PROBLEM TO WORK ON —
Write out the listing below without alteration, omitting its pictures.

⟨

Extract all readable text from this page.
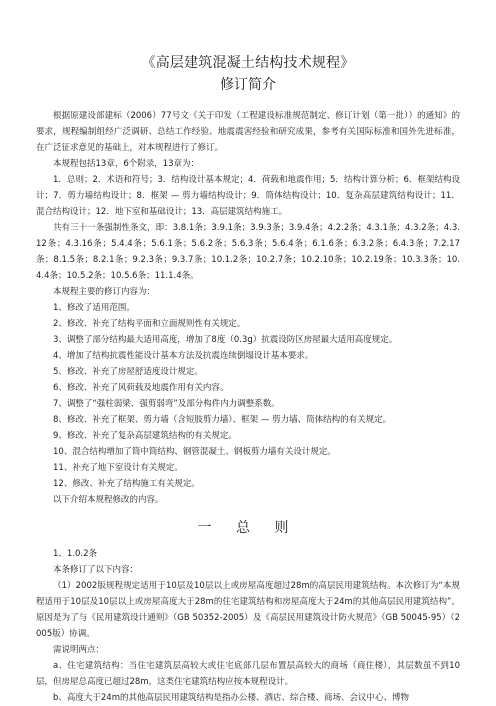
《高层建筑混凝土结构技术规程》
修订简介

根据原建设部建标（2006）77号文《关于印发（工程建设标准规范制定、修订计划（第一批））的通知》的要求，规程编制组经广泛调研、总结工作经验、地震震害经验和研究成果，参考有关国际标准和国外先进标准，在广泛征求意见的基础上，对本规程进行了修订。

本规程包括13章，6个附录，13章为：

1．总则；2．术语和符号；3．结构设计基本规定；4．荷载和地震作用；5．结构计算分析；6．框架结构设计；7．剪力墙结构设计；8．框架 — 剪力墙结构设计；9．筒体结构设计；10．复杂高层建筑结构设计；11．混合结构设计；12．地下室和基础设计；13．高层建筑结构施工。

共有三十一条强制性条文，即：3.8.1条；3.9.1条；3.9.3条；3.9.4条；4.2.2条；4.3.1条；4.3.2条；4.3.12条；4.3.16条；5.4.4条；5.6.1条；5.6.2条；5.6.3条；5.6.4条；6.1.6条；6.3.2条；6.4.3条；7.2.17条；8.1.5条；8.2.1条；9.2.3条；9.3.7条；10.1.2条；10.2.7条；10.2.10条；10.2.19条；10.3.3条；10.4.4条；10.5.2条；10.5.6条；11.1.4条。

本规程主要的修订内容为：

1、修改了适用范围。

2、修改、补充了结构平面和立面规则性有关规定。

3、调整了部分结构最大适用高度，增加了8度（0.3g）抗震设防区房屋最大适用高度规定。

4、增加了结构抗震性能设计基本方法及抗震连续倒塌设计基本要求。

5、修改、补充了房屋舒适度设计规定。

6、修改、补充了风荷载及地震作用有关内容。

7、调整了“强柱弱梁、强剪弱弯”及部分构件内力调整系数。

8、修改、补充了框架、剪力墙（含短肢剪力墙）、框架 — 剪力墙、筒体结构的有关规定。

9、修改、补充了复杂高层建筑结构的有关规定。

10、混合结构增加了筒中筒结构、钢管混凝土、钢板剪力墙有关设计规定。

11、补充了地下室设计有关规定。

12、修改、补充了结构施工有关规定。

以下介绍本规程修改的内容。

一 总 则

1、1.0.2条

本条修订了以下内容：

（1）2002版规程规定适用于10层及10层以上或房屋高度超过28m的高层民用建筑结构。本次修订为“本规程适用于10层及10层以上或房屋高度大于28m的住宅建筑结构和房屋高度大于24m的其他高层民用建筑结构”。原因是为了与《民用建筑设计通则》（GB 50352-2005）及《高层民用建筑设计防火规范》（GB 50045-95）（2005版）协调。

需说明两点：

a、住宅建筑结构：当住宅建筑层高较大或住宅底部几层布置层高较大的商场（商住楼），其层数虽不到10层，但房屋总高度已超过28m，这类住宅建筑结构应按本规程设计。

b、高度大于24m的其他高层民用建筑结构是指办公楼、酒店、综合楼、商场、会议中心、博物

⟩

CORRECT OUTPUT —
Extract all readable text from this page.
《高层建筑混凝土结构技术规程》
修订简介

根据原建设部建标（2006）77号文《关于印发（工程建设标准规范制定、修订计划（第一批））的通知》的要求，规程编制组经广泛调研、总结工作经验、地震震害经验和研究成果，参考有关国际标准和国外先进标准，在广泛征求意见的基础上，对本规程进行了修订。

本规程包括13章，6个附录，13章为：

1．总则；2．术语和符号；3．结构设计基本规定；4．荷载和地震作用；5．结构计算分析；6．框架结构设计；7．剪力墙结构设计；8．框架 — 剪力墙结构设计；9．筒体结构设计；10．复杂高层建筑结构设计；11．混合结构设计；12．地下室和基础设计；13．高层建筑结构施工。

共有三十一条强制性条文，即：3.8.1条；3.9.1条；3.9.3条；3.9.4条；4.2.2条；4.3.1条；4.3.2条；4.3.12条；4.3.16条；5.4.4条；5.6.1条；5.6.2条；5.6.3条；5.6.4条；6.1.6条；6.3.2条；6.4.3条；7.2.17条；8.1.5条；8.2.1条；9.2.3条；9.3.7条；10.1.2条；10.2.7条；10.2.10条；10.2.19条；10.3.3条；10.4.4条；10.5.2条；10.5.6条；11.1.4条。

本规程主要的修订内容为：

1、修改了适用范围。

2、修改、补充了结构平面和立面规则性有关规定。

3、调整了部分结构最大适用高度，增加了8度（0.3g）抗震设防区房屋最大适用高度规定。

4、增加了结构抗震性能设计基本方法及抗震连续倒塌设计基本要求。

5、修改、补充了房屋舒适度设计规定。

6、修改、补充了风荷载及地震作用有关内容。

7、调整了“强柱弱梁、强剪弱弯”及部分构件内力调整系数。

8、修改、补充了框架、剪力墙（含短肢剪力墙）、框架 — 剪力墙、筒体结构的有关规定。

9、修改、补充了复杂高层建筑结构的有关规定。

10、混合结构增加了筒中筒结构、钢管混凝土、钢板剪力墙有关设计规定。

11、补充了地下室设计有关规定。

12、修改、补充了结构施工有关规定。

以下介绍本规程修改的内容。

一 总 则

1、1.0.2条

本条修订了以下内容：

（1）2002版规程规定适用于10层及10层以上或房屋高度超过28m的高层民用建筑结构。本次修订为“本规程适用于10层及10层以上或房屋高度大于28m的住宅建筑结构和房屋高度大于24m的其他高层民用建筑结构”。原因是为了与《民用建筑设计通则》（GB 50352-2005）及《高层民用建筑设计防火规范》（GB 50045-95）（2005版）协调。

需说明两点：

a、住宅建筑结构：当住宅建筑层高较大或住宅底部几层布置层高较大的商场（商住楼），其层数虽不到10层，但房屋总高度已超过28m，这类住宅建筑结构应按本规程设计。

b、高度大于24m的其他高层民用建筑结构是指办公楼、酒店、综合楼、商场、会议中心、博物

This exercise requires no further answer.